Wherever the string "était" occurs in a line of these records, report that line.
▽
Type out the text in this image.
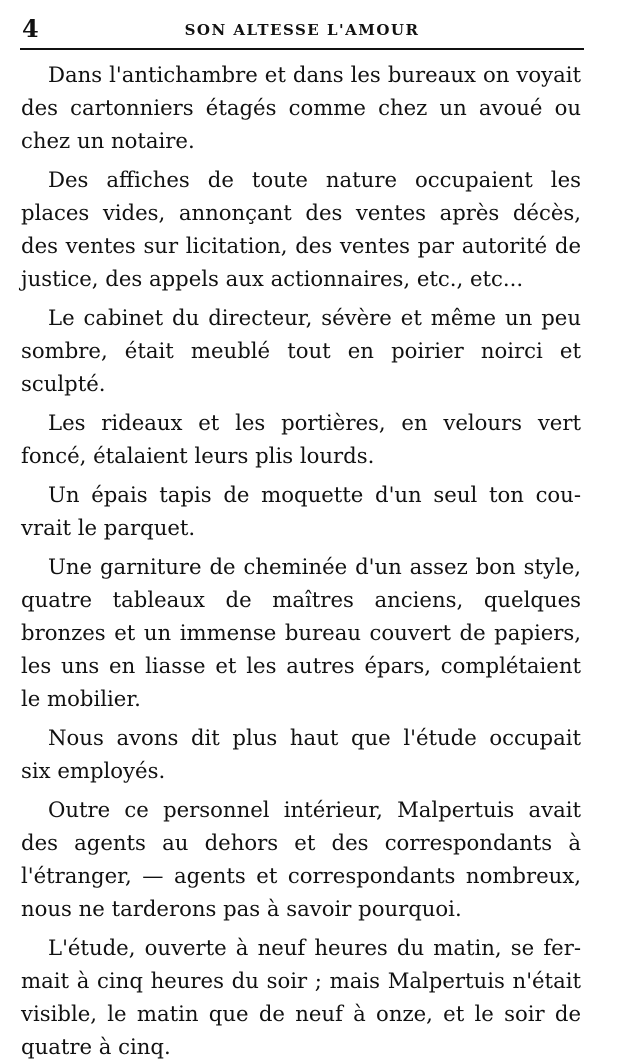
4	SON ALTESSE L'AMOUR

Dans l'antichambre et dans les bureaux on voyait
des cartonniers étagés comme chez un avoué ou
chez un notaire.

Des affiches de toute nature occupaient les
places vides, annonçant des ventes après décès,
des ventes sur licitation, des ventes par autorité de
justice, des appels aux actionnaires, etc., etc...

Le cabinet du directeur, sévère et même un peu
sombre, était meublé tout en poirier noirci et
sculpté.

Les rideaux et les portières, en velours vert
foncé, étalaient leurs plis lourds.

Un épais tapis de moquette d'un seul ton cou-
vrait le parquet.

Une garniture de cheminée d'un assez bon style,
quatre tableaux de maîtres anciens, quelques
bronzes et un immense bureau couvert de papiers,
les uns en liasse et les autres épars, complétaient
le mobilier.

Nous avons dit plus haut que l'étude occupait
six employés.

Outre ce personnel intérieur, Malpertuis avait
des agents au dehors et des correspondants à
l'étranger, — agents et correspondants nombreux,
nous ne tarderons pas à savoir pourquoi.

L'étude, ouverte à neuf heures du matin, se fer-
mait à cinq heures du soir ; mais Malpertuis n'était
visible, le matin que de neuf à onze, et le soir de
quatre à cinq.
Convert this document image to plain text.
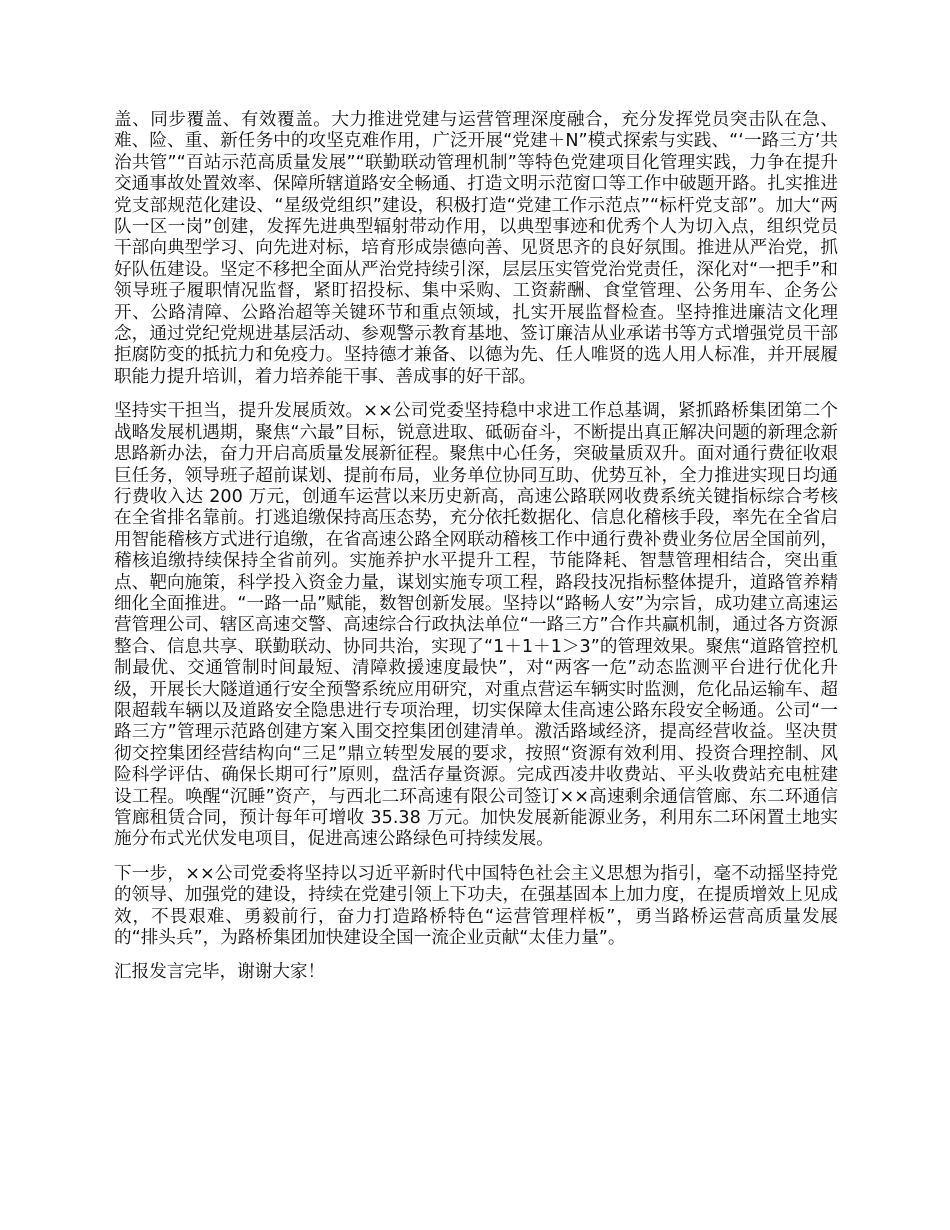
盖、同步覆盖、有效覆盖。大力推进党建与运营管理深度融合，充分发挥党员突击队在急、难、险、重、新任务中的攻坚克难作用，广泛开展“党建＋N”模式探索与实践、“‘一路三方’共治共管”“百站示范高质量发展”“联勤联动管理机制”等特色党建项目化管理实践，力争在提升交通事故处置效率、保障所辖道路安全畅通、打造文明示范窗口等工作中破题开路。扎实推进党支部规范化建设、“星级党组织”建设，积极打造“党建工作示范点”“标杆党支部”。加大“两队一区一岗”创建，发挥先进典型辐射带动作用，以典型事迹和优秀个人为切入点，组织党员干部向典型学习、向先进对标，培育形成崇德向善、见贤思齐的良好氛围。推进从严治党，抓好队伍建设。坚定不移把全面从严治党持续引深，层层压实管党治党责任，深化对“一把手”和领导班子履职情况监督，紧盯招投标、集中采购、工资薪酬、食堂管理、公务用车、企务公开、公路清障、公路治超等关键环节和重点领域，扎实开展监督检查。坚持推进廉洁文化理念，通过党纪党规进基层活动、参观警示教育基地、签订廉洁从业承诺书等方式增强党员干部拒腐防变的抵抗力和免疫力。坚持德才兼备、以德为先、任人唯贤的选人用人标准，并开展履职能力提升培训，着力培养能干事、善成事的好干部。

坚持实干担当，提升发展质效。××公司党委坚持稳中求进工作总基调，紧抓路桥集团第二个战略发展机遇期，聚焦“六最”目标，锐意进取、砥砺奋斗，不断提出真正解决问题的新理念新思路新办法，奋力开启高质量发展新征程。聚焦中心任务，突破量质双升。面对通行费征收艰巨任务，领导班子超前谋划、提前布局，业务单位协同互助、优势互补，全力推进实现日均通行费收入达 200 万元，创通车运营以来历史新高，高速公路联网收费系统关键指标综合考核在全省排名靠前。打逃追缴保持高压态势，充分依托数据化、信息化稽核手段，率先在全省启用智能稽核方式进行追缴，在省高速公路全网联动稽核工作中通行费补费业务位居全国前列，稽核追缴持续保持全省前列。实施养护水平提升工程，节能降耗、智慧管理相结合，突出重点、靶向施策，科学投入资金力量，谋划实施专项工程，路段技况指标整体提升，道路管养精细化全面推进。“一路一品”赋能，数智创新发展。坚持以“路畅人安”为宗旨，成功建立高速运营管理公司、辖区高速交警、高速综合行政执法单位“一路三方”合作共赢机制，通过各方资源整合、信息共享、联勤联动、协同共治，实现了“1＋1＋1＞3”的管理效果。聚焦“道路管控机制最优、交通管制时间最短、清障救援速度最快”，对“两客一危”动态监测平台进行优化升级，开展长大隧道通行安全预警系统应用研究，对重点营运车辆实时监测，危化品运输车、超限超载车辆以及道路安全隐患进行专项治理，切实保障太佳高速公路东段安全畅通。公司“一路三方”管理示范路创建方案入围交控集团创建清单。激活路域经济，提高经营收益。坚决贯彻交控集团经营结构向“三足”鼎立转型发展的要求，按照“资源有效利用、投资合理控制、风险科学评估、确保长期可行”原则，盘活存量资源。完成西凌井收费站、平头收费站充电桩建设工程。唤醒“沉睡”资产，与西北二环高速有限公司签订××高速剩余通信管廊、东二环通信管廊租赁合同，预计每年可增收 35.38 万元。加快发展新能源业务，利用东二环闲置土地实施分布式光伏发电项目，促进高速公路绿色可持续发展。

下一步，××公司党委将坚持以习近平新时代中国特色社会主义思想为指引，毫不动摇坚持党的领导、加强党的建设，持续在党建引领上下功夫，在强基固本上加力度，在提质增效上见成效，不畏艰难、勇毅前行，奋力打造路桥特色“运营管理样板”，勇当路桥运营高质量发展的“排头兵”，为路桥集团加快建设全国一流企业贡献“太佳力量”。

汇报发言完毕，谢谢大家！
△
FULL RESPONSE
sombre, était meublé tout en poirier noirci et
mait à cinq heures du soir ; mais Malpertuis n'était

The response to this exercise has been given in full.